WHAT IS EXPECTED |
Skip the images and return the records below exactly.

▽

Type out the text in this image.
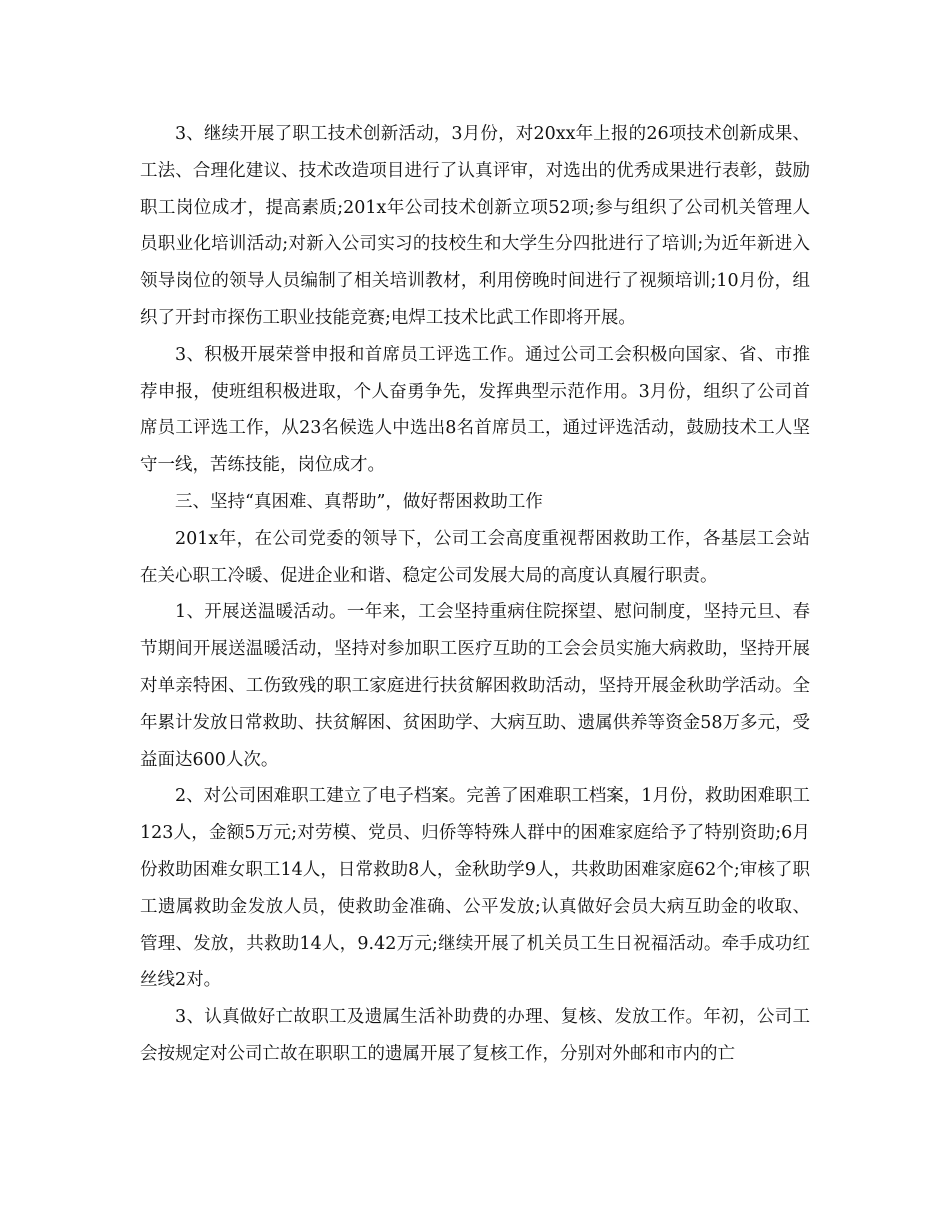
3、继续开展了职工技术创新活动，3月份，对20xx年上报的26项技术创新成果、工法、合理化建议、技术改造项目进行了认真评审，对选出的优秀成果进行表彰，鼓励职工岗位成才，提高素质;201x年公司技术创新立项52项;参与组织了公司机关管理人员职业化培训活动;对新入公司实习的技校生和大学生分四批进行了培训;为近年新进入领导岗位的领导人员编制了相关培训教材，利用傍晚时间进行了视频培训;10月份，组织了开封市探伤工职业技能竞赛;电焊工技术比武工作即将开展。

3、积极开展荣誉申报和首席员工评选工作。通过公司工会积极向国家、省、市推荐申报，使班组积极进取，个人奋勇争先，发挥典型示范作用。3月份，组织了公司首席员工评选工作，从23名候选人中选出8名首席员工，通过评选活动，鼓励技术工人坚守一线，苦练技能，岗位成才。

三、坚持“真困难、真帮助”，做好帮困救助工作

201x年，在公司党委的领导下，公司工会高度重视帮困救助工作，各基层工会站在关心职工冷暖、促进企业和谐、稳定公司发展大局的高度认真履行职责。

1、开展送温暖活动。一年来，工会坚持重病住院探望、慰问制度，坚持元旦、春节期间开展送温暖活动，坚持对参加职工医疗互助的工会会员实施大病救助，坚持开展对单亲特困、工伤致残的职工家庭进行扶贫解困救助活动，坚持开展金秋助学活动。全年累计发放日常救助、扶贫解困、贫困助学、大病互助、遗属供养等资金58万多元，受益面达600人次。

2、对公司困难职工建立了电子档案。完善了困难职工档案，1月份，救助困难职工123人，金额5万元;对劳模、党员、归侨等特殊人群中的困难家庭给予了特别资助;6月份救助困难女职工14人，日常救助8人，金秋助学9人，共救助困难家庭62个;审核了职工遗属救助金发放人员，使救助金准确、公平发放;认真做好会员大病互助金的收取、管理、发放，共救助14人，9.42万元;继续开展了机关员工生日祝福活动。牵手成功红丝线2对。

3、认真做好亡故职工及遗属生活补助费的办理、复核、发放工作。年初，公司工会按规定对公司亡故在职职工的遗属开展了复核工作，分别对外邮和市内的亡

△

TASK RESPONSE |
Type out the text in this image.
3、继续开展了职工技术创新活动，3月份，对20xx年上报的26项技术创新成果、工法、合理化建议、技术改造项目进行了认真评审，对选出的优秀成果进行表彰，鼓励职工岗位成才，提高素质;201x年公司技术创新立项52项;参与组织了公司机关管理人员职业化培训活动;对新入公司实习的技校生和大学生分四批进行了培训;为近年新进入领导岗位的领导人员编制了相关培训教材，利用傍晚时间进行了视频培训;10月份，组织了开封市探伤工职业技能竞赛;电焊工技术比武工作即将开展。

3、积极开展荣誉申报和首席员工评选工作。通过公司工会积极向国家、省、市推荐申报，使班组积极进取，个人奋勇争先，发挥典型示范作用。3月份，组织了公司首席员工评选工作，从23名候选人中选出8名首席员工，通过评选活动，鼓励技术工人坚守一线，苦练技能，岗位成才。

三、坚持“真困难、真帮助”，做好帮困救助工作

201x年，在公司党委的领导下，公司工会高度重视帮困救助工作，各基层工会站在关心职工冷暖、促进企业和谐、稳定公司发展大局的高度认真履行职责。

1、开展送温暖活动。一年来，工会坚持重病住院探望、慰问制度，坚持元旦、春节期间开展送温暖活动，坚持对参加职工医疗互助的工会会员实施大病救助，坚持开展对单亲特困、工伤致残的职工家庭进行扶贫解困救助活动，坚持开展金秋助学活动。全年累计发放日常救助、扶贫解困、贫困助学、大病互助、遗属供养等资金58万多元，受益面达600人次。

2、对公司困难职工建立了电子档案。完善了困难职工档案，1月份，救助困难职工123人，金额5万元;对劳模、党员、归侨等特殊人群中的困难家庭给予了特别资助;6月份救助困难女职工14人，日常救助8人，金秋助学9人，共救助困难家庭62个;审核了职工遗属救助金发放人员，使救助金准确、公平发放;认真做好会员大病互助金的收取、管理、发放，共救助14人，9.42万元;继续开展了机关员工生日祝福活动。牵手成功红丝线2对。

3、认真做好亡故职工及遗属生活补助费的办理、复核、发放工作。年初，公司工会按规定对公司亡故在职职工的遗属开展了复核工作，分别对外邮和市内的亡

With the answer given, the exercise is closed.